#### Your goal
Identify every line in the records below that contains the word "without", and reproduce each one.

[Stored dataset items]
+++++

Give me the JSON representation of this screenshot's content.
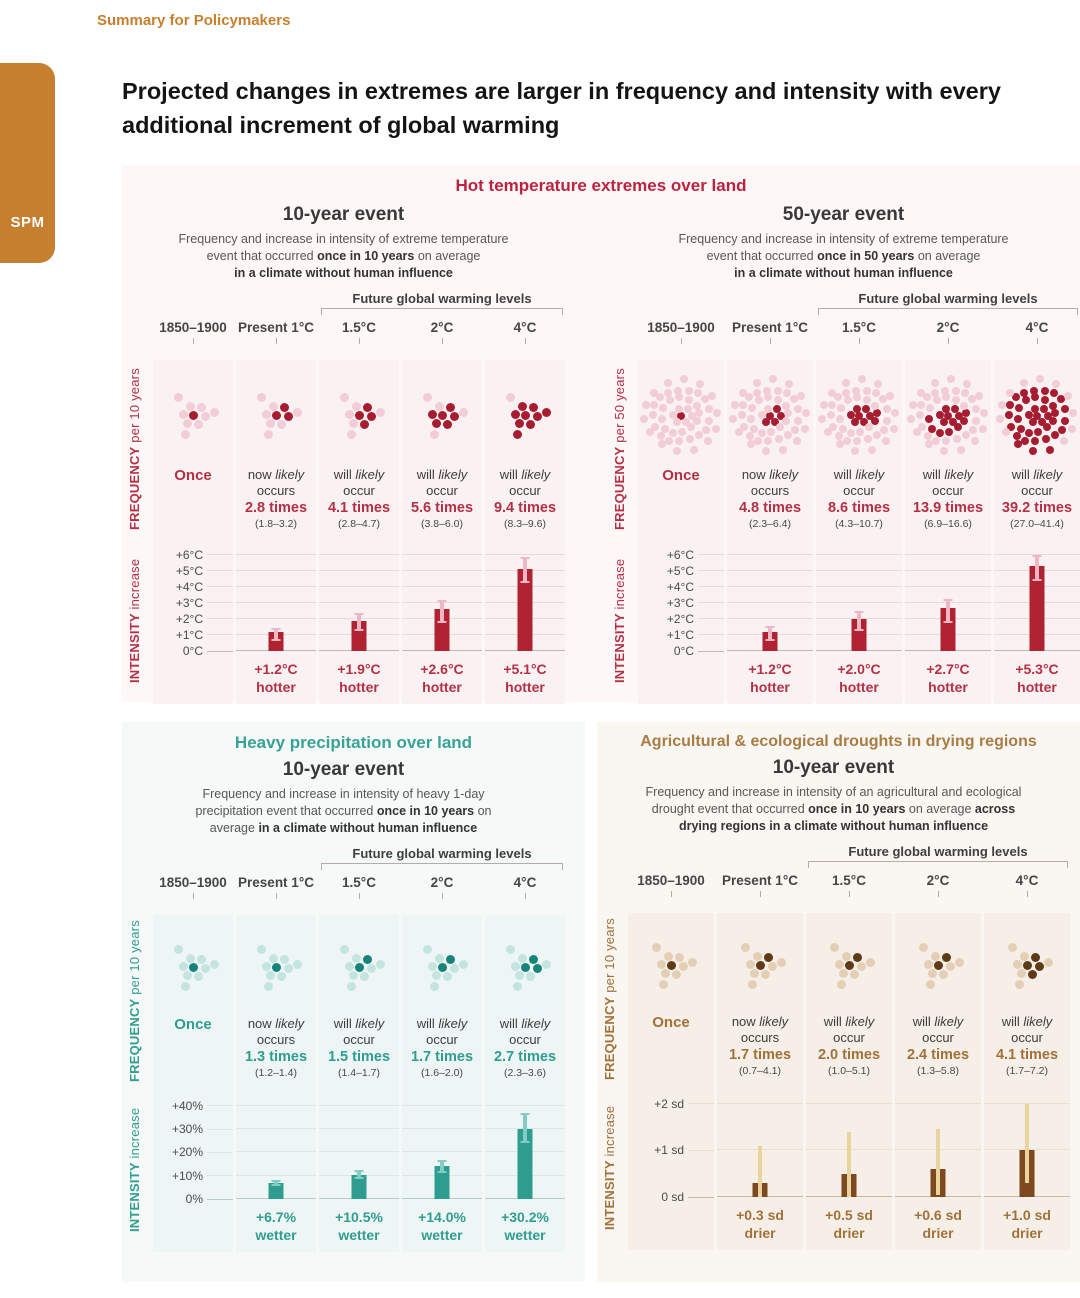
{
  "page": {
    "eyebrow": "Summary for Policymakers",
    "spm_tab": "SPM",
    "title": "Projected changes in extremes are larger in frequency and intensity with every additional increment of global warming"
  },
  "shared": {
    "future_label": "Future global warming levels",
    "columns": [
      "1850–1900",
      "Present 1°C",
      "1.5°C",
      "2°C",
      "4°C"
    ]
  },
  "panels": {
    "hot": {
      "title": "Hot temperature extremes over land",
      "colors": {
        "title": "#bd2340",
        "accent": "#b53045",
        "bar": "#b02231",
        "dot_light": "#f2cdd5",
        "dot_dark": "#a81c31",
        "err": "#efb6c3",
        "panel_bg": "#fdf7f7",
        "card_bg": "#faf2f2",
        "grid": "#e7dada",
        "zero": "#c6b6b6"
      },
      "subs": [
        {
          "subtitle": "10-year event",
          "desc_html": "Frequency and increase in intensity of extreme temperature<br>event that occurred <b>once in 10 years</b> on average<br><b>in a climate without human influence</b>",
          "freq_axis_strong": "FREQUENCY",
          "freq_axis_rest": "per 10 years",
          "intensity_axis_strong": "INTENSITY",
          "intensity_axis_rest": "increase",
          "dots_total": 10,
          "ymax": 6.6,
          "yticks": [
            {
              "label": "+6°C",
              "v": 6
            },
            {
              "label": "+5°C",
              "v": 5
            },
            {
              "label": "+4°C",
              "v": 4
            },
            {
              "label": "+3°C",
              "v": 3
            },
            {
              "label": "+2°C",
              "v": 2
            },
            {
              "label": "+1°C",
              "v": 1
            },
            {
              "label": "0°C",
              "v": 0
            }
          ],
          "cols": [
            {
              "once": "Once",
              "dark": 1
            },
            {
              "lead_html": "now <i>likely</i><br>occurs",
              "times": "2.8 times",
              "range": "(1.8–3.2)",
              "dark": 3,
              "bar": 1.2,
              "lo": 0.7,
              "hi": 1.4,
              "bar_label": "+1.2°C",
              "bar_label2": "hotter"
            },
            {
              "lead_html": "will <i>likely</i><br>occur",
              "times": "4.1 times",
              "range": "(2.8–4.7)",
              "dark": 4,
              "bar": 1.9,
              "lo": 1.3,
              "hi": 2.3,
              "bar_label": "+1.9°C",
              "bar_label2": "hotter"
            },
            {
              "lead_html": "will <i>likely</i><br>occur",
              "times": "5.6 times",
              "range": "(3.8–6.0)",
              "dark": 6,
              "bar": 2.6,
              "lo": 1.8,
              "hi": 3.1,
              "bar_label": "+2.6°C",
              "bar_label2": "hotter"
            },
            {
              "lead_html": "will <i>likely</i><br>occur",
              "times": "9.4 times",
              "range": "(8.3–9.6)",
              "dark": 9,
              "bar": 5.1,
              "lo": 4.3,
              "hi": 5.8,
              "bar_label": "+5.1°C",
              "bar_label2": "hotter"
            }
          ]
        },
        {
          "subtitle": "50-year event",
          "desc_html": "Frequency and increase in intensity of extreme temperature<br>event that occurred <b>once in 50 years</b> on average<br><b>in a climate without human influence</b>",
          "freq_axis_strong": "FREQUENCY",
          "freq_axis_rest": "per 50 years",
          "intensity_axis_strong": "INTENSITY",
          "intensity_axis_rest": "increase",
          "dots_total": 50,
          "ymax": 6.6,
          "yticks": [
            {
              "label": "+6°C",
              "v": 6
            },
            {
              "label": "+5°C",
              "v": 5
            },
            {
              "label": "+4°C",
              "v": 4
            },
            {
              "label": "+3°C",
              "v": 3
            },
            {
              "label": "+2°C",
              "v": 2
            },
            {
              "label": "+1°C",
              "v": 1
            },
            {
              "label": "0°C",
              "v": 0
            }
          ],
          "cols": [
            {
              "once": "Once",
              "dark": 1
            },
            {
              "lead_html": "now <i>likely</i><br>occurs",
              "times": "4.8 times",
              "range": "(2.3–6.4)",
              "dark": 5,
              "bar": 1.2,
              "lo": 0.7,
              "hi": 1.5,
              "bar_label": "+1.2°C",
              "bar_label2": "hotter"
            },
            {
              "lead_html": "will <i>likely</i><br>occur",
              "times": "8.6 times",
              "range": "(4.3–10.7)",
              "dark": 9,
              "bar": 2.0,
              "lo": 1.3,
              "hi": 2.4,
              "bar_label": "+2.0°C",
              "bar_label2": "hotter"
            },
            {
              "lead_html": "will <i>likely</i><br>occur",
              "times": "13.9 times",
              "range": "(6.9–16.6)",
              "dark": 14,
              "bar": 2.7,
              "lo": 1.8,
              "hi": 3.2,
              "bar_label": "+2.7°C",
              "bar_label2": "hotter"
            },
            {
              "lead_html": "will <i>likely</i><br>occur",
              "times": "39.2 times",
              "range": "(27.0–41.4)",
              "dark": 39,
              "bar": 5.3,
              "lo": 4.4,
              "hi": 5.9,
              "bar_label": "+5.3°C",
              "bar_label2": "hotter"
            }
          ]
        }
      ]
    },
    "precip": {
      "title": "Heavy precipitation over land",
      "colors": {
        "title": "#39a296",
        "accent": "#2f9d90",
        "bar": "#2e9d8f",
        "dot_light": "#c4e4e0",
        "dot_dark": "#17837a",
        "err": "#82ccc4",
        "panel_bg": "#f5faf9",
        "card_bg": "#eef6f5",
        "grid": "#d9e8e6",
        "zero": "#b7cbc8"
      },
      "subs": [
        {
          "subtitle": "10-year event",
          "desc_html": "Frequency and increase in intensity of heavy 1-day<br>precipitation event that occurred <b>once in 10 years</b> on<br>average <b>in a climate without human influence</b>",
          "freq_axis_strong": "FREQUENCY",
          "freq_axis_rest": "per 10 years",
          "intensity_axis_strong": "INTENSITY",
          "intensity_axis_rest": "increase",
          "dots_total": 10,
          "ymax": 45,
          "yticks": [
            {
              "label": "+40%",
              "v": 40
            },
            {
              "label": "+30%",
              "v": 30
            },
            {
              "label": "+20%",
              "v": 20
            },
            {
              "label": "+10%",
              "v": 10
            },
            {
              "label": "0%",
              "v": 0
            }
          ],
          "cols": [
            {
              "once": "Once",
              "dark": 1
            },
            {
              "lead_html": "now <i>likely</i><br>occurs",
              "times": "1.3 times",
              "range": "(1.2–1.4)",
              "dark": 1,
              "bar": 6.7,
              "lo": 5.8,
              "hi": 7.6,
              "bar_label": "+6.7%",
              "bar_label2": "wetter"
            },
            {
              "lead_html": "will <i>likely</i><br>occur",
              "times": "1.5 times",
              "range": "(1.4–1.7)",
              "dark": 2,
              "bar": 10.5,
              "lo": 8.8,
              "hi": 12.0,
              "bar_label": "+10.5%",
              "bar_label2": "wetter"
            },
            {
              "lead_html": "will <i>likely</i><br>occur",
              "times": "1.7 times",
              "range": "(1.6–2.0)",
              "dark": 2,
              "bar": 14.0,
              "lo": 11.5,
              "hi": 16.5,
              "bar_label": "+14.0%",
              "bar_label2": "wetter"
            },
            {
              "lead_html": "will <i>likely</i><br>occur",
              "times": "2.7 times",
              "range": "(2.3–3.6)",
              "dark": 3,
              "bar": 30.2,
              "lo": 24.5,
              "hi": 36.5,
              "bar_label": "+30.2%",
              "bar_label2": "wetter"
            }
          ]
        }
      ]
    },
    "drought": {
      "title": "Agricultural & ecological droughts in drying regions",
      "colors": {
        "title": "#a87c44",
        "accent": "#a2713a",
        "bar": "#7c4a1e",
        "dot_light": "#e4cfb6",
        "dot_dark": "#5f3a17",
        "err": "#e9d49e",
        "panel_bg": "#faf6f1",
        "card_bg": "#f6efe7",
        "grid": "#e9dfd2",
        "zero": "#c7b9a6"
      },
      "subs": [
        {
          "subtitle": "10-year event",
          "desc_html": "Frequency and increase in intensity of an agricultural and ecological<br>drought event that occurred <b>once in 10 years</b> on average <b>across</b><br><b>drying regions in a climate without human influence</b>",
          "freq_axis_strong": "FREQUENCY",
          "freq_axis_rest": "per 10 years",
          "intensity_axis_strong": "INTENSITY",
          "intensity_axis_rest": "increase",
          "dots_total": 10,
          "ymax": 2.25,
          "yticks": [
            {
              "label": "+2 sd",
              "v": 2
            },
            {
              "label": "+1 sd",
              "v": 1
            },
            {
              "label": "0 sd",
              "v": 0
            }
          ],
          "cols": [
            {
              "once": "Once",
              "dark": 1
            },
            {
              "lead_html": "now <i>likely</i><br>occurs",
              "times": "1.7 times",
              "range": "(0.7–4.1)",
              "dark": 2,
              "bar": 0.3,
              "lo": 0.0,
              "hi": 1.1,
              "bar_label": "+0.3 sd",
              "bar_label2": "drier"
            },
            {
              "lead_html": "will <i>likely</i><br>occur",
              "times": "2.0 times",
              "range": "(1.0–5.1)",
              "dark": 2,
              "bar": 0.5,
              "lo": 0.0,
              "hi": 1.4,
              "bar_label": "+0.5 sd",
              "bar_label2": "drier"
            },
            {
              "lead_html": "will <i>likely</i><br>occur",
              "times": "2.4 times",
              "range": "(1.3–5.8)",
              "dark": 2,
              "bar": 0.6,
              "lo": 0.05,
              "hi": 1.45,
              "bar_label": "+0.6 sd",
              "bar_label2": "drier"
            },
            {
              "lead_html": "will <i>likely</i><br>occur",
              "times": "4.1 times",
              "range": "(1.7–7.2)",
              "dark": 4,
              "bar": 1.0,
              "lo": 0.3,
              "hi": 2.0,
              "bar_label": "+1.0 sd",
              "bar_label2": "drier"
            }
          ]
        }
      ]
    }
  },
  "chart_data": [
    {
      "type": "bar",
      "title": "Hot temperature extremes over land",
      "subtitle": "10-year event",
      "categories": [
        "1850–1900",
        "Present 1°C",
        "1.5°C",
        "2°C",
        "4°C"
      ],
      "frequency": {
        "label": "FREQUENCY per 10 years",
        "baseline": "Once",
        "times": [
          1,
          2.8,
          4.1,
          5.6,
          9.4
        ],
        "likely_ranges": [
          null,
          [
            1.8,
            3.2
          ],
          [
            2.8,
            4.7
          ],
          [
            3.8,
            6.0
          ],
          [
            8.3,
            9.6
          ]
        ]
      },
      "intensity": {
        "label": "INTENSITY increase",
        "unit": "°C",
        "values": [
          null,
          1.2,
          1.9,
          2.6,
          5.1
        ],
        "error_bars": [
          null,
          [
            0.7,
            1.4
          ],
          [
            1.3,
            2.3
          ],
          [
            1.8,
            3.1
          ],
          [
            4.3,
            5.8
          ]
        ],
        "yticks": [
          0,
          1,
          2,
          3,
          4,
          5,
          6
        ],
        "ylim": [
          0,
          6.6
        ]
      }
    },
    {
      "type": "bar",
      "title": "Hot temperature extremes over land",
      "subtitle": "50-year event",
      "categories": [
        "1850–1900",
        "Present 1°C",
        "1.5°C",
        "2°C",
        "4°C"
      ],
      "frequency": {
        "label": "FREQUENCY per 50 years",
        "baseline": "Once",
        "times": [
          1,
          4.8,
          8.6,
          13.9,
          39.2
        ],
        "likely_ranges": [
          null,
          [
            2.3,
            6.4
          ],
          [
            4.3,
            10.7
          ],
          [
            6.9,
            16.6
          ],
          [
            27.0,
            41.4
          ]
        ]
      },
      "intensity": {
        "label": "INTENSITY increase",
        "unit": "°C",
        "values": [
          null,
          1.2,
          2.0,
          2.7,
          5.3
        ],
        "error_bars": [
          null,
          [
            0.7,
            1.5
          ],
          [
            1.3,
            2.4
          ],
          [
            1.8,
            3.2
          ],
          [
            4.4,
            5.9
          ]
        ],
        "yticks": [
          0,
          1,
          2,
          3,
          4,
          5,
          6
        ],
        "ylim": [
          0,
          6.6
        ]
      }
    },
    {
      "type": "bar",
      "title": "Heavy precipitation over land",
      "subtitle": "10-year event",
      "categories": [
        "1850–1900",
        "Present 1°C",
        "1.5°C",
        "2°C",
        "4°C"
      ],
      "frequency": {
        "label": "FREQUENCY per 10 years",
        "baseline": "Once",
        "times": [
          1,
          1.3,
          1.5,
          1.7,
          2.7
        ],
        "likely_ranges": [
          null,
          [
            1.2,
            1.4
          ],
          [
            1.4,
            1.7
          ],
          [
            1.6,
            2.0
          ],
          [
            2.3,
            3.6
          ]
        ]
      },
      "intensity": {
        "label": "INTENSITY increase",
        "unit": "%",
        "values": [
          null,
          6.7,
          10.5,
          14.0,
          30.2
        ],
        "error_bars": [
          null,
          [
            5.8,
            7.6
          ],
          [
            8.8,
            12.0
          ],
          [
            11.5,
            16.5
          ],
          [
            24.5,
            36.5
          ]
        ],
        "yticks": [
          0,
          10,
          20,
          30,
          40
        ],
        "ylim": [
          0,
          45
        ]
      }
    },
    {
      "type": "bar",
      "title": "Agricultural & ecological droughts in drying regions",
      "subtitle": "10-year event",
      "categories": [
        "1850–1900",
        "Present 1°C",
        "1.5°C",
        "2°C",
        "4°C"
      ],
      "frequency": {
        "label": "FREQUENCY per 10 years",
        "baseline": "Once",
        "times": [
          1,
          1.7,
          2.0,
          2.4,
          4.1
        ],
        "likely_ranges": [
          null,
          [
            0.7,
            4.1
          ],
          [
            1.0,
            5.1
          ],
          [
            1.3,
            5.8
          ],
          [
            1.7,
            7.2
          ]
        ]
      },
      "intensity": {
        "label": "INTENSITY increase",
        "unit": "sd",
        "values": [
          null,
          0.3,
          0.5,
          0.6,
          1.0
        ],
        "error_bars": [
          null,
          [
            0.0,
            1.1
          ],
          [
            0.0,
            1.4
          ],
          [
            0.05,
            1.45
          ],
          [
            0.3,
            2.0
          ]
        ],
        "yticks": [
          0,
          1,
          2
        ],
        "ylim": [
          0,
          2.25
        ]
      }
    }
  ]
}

+++++

#### Exercise response
          "desc_html": "Frequency and increase in intensity of extreme temperature<br>event that occurred <b>once in 10 years</b> on average<br><b>in a climate without human influence</b>",
          "desc_html": "Frequency and increase in intensity of extreme temperature<br>event that occurred <b>once in 50 years</b> on average<br><b>in a climate without human influence</b>",
          "desc_html": "Frequency and increase in intensity of heavy 1-day<br>precipitation event that occurred <b>once in 10 years</b> on<br>average <b>in a climate without human influence</b>",
          "desc_html": "Frequency and increase in intensity of an agricultural and ecological<br>drought event that occurred <b>once in 10 years</b> on average <b>across</b><br><b>drying regions in a climate without human influence</b>",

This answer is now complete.